▸ The request: Where a line contains the string "transición", copy that line.
━━━━━━━━━━━━━━━━━━━━━━━━━━━━━━
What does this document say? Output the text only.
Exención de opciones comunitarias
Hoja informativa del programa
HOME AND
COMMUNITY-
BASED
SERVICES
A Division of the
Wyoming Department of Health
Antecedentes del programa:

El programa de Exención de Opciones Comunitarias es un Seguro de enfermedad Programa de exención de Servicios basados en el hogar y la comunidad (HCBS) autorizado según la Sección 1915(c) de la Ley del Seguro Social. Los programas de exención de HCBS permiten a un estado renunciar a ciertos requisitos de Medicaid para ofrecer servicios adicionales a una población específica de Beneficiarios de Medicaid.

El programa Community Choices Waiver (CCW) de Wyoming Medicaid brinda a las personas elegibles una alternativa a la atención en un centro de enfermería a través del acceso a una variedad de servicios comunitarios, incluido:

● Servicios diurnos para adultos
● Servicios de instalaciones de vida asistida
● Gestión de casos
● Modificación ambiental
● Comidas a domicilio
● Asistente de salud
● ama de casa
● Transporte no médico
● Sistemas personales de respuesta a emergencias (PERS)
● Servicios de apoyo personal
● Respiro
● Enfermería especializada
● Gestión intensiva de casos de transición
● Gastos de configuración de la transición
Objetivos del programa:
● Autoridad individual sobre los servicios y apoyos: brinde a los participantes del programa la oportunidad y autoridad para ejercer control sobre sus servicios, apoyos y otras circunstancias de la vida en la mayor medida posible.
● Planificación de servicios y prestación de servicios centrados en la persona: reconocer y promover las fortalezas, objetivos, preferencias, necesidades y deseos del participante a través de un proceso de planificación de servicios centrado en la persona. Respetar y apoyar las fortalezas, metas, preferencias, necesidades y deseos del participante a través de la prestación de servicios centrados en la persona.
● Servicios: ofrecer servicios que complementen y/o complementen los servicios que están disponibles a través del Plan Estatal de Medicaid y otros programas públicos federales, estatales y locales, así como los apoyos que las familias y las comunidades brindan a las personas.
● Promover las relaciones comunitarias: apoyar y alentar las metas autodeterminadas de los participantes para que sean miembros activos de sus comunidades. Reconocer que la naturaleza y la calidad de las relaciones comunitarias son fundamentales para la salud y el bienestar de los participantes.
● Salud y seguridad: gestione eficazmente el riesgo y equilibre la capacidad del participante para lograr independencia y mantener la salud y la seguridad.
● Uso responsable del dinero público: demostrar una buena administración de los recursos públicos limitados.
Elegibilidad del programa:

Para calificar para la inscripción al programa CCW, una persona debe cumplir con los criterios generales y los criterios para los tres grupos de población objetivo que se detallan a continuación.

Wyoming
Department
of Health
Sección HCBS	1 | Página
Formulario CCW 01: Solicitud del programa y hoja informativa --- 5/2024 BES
━━━━━━━━━━━━━━━━━━━━━━━━━━━━━━
▸ Expected output:
● Gestión intensiva de casos de transición
● Gastos de configuración de la transición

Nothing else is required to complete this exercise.